Objective:
Do any lines in the data below contain "title"? If so, copy every one of them.

[BEGIN Provided information]

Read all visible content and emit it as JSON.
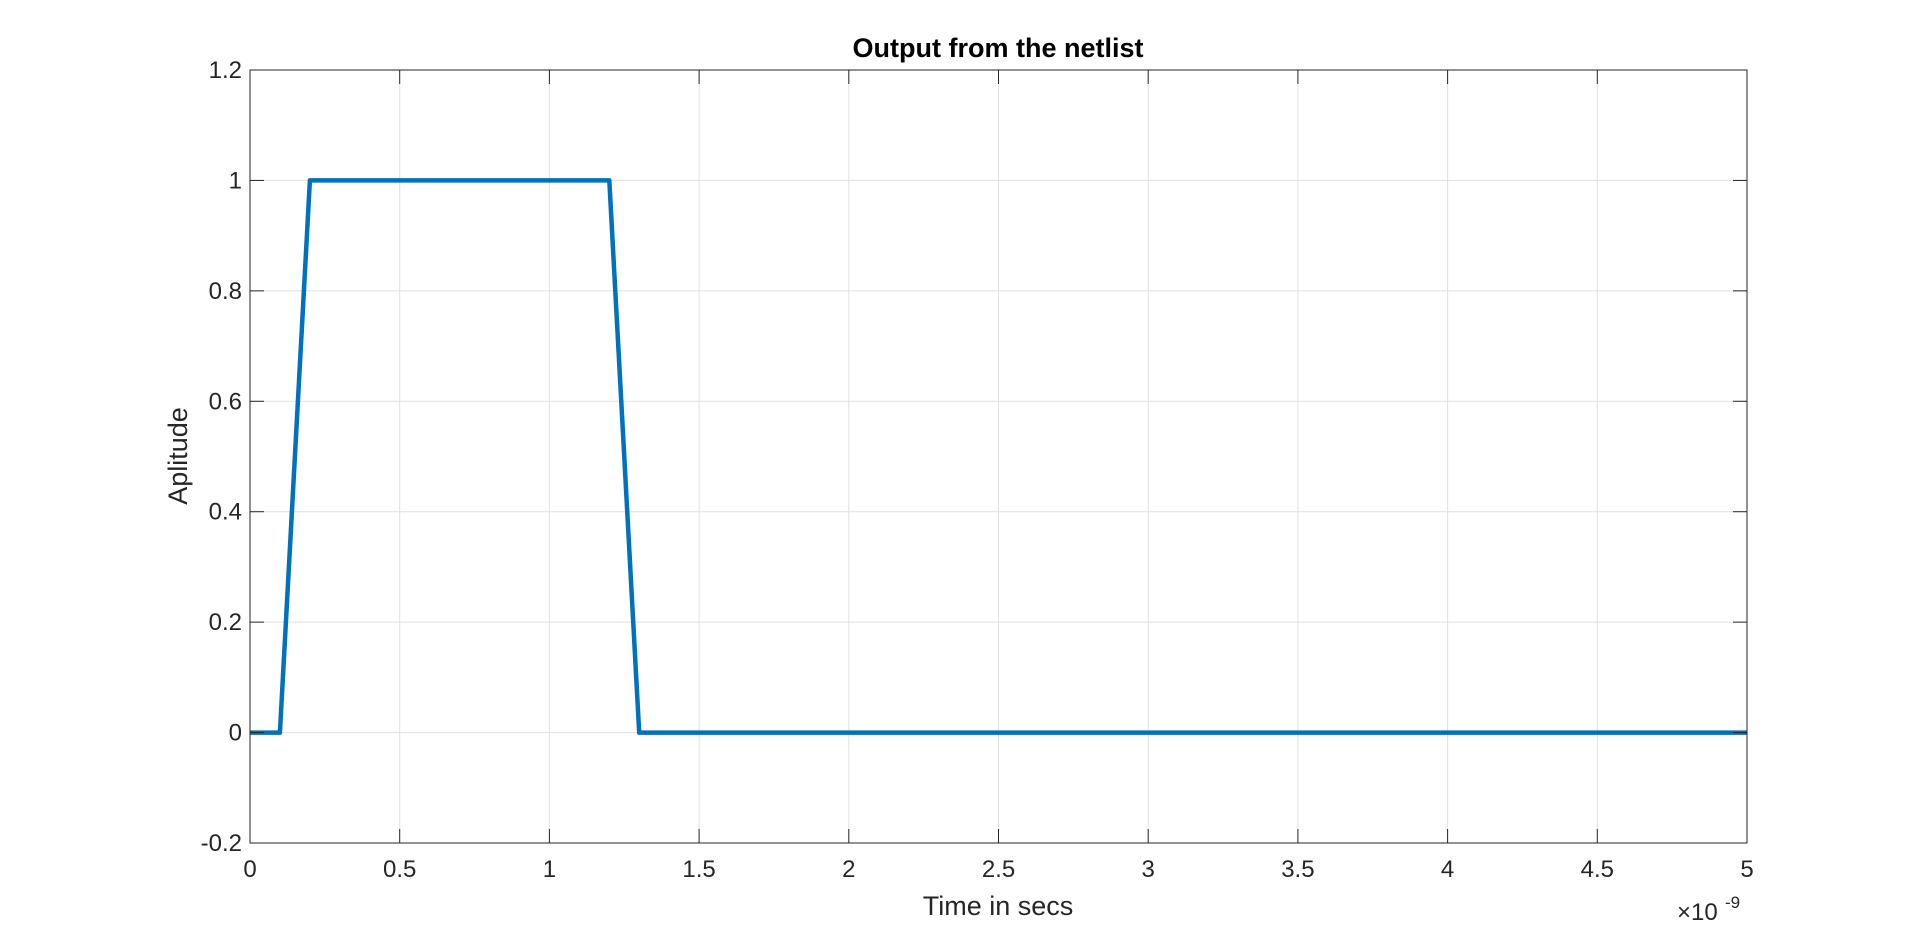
{
  "chart_data": {
    "type": "line",
    "title": "Output from the netlist",
    "xlabel": "Time in secs",
    "ylabel": "Aplitude",
    "x_exponent_base": "×10",
    "x_exponent_power": "-9",
    "xlim": [
      0,
      5
    ],
    "ylim": [
      -0.2,
      1.2
    ],
    "x_ticks": [
      0,
      0.5,
      1,
      1.5,
      2,
      2.5,
      3,
      3.5,
      4,
      4.5,
      5
    ],
    "x_tick_labels": [
      "0",
      "0.5",
      "1",
      "1.5",
      "2",
      "2.5",
      "3",
      "3.5",
      "4",
      "4.5",
      "5"
    ],
    "y_ticks": [
      -0.2,
      0,
      0.2,
      0.4,
      0.6,
      0.8,
      1,
      1.2
    ],
    "y_tick_labels": [
      "-0.2",
      "0",
      "0.2",
      "0.4",
      "0.6",
      "0.8",
      "1",
      "1.2"
    ],
    "grid": true,
    "series": [
      {
        "color": "#0072BD",
        "x": [
          0,
          0.1,
          0.2,
          1.2,
          1.3,
          5
        ],
        "y": [
          0,
          0,
          1,
          1,
          0,
          0
        ]
      }
    ]
  }
}
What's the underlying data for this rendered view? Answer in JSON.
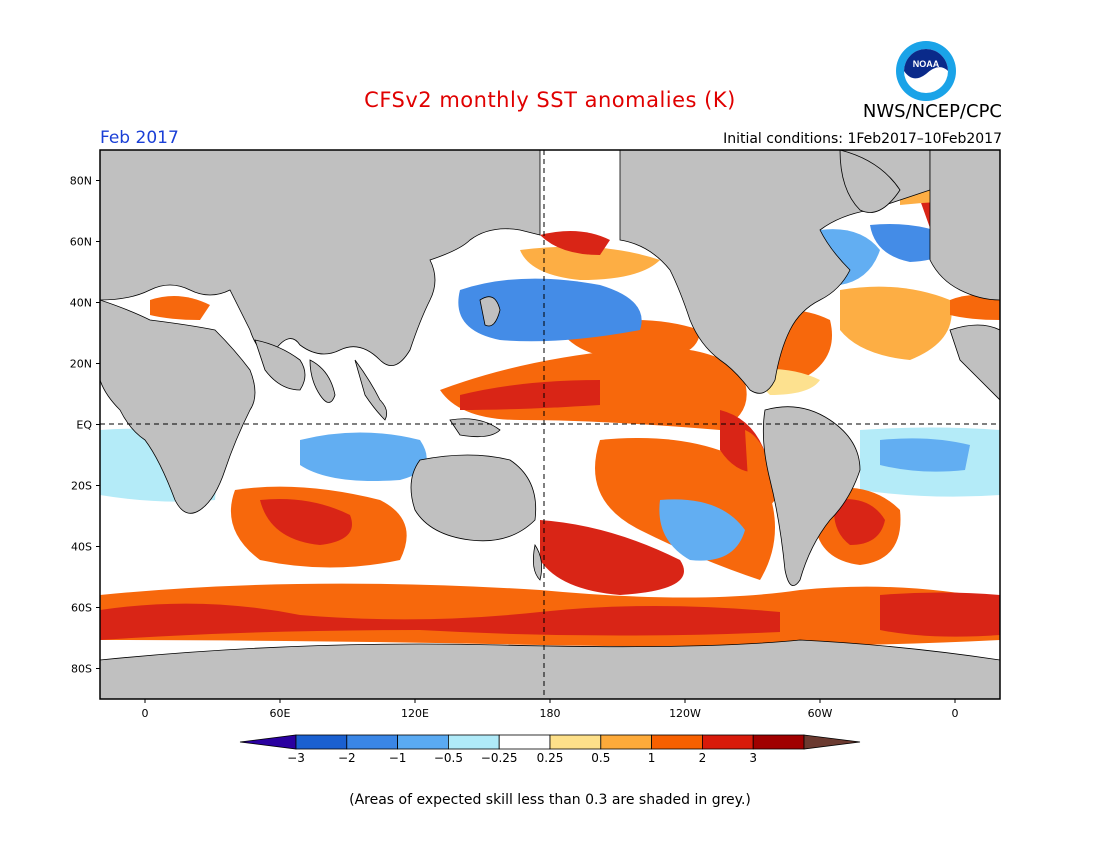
{
  "header": {
    "title": "CFSv2 monthly SST anomalies (K)",
    "agency": "NWS/NCEP/CPC",
    "logo_text": "NOAA",
    "month": "Feb 2017",
    "initial_conditions": "Initial conditions: 1Feb2017–10Feb2017"
  },
  "map": {
    "projection": "equirectangular",
    "lon_range": [
      -20,
      380
    ],
    "lat_range": [
      -90,
      90
    ],
    "land_color": "#c0c0c0",
    "lat_labels": [
      "80N",
      "60N",
      "40N",
      "20N",
      "EQ",
      "20S",
      "40S",
      "60S",
      "80S"
    ],
    "lon_labels": [
      "0",
      "60E",
      "120E",
      "180",
      "120W",
      "60W",
      "0"
    ],
    "dashed_lines": [
      "Equator",
      "180"
    ]
  },
  "colorbar": {
    "levels": [
      "-3",
      "-2",
      "-1",
      "-0.5",
      "-0.25",
      "0.25",
      "0.5",
      "1",
      "2",
      "3"
    ],
    "colors": [
      "#2a00a0",
      "#1a60d0",
      "#3a86e6",
      "#5aaaf2",
      "#b0eaf8",
      "#ffffff",
      "#fde08a",
      "#fdaa3a",
      "#f76000",
      "#d81a0a",
      "#a00000",
      "#6b3a30"
    ]
  },
  "footnote": "(Areas of expected skill less than 0.3 are shaded in grey.)"
}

[END Provided information]

Answer for the task:
    "title": "Output from the netlist",
    "title": "CFSv2 monthly SST anomalies (K)",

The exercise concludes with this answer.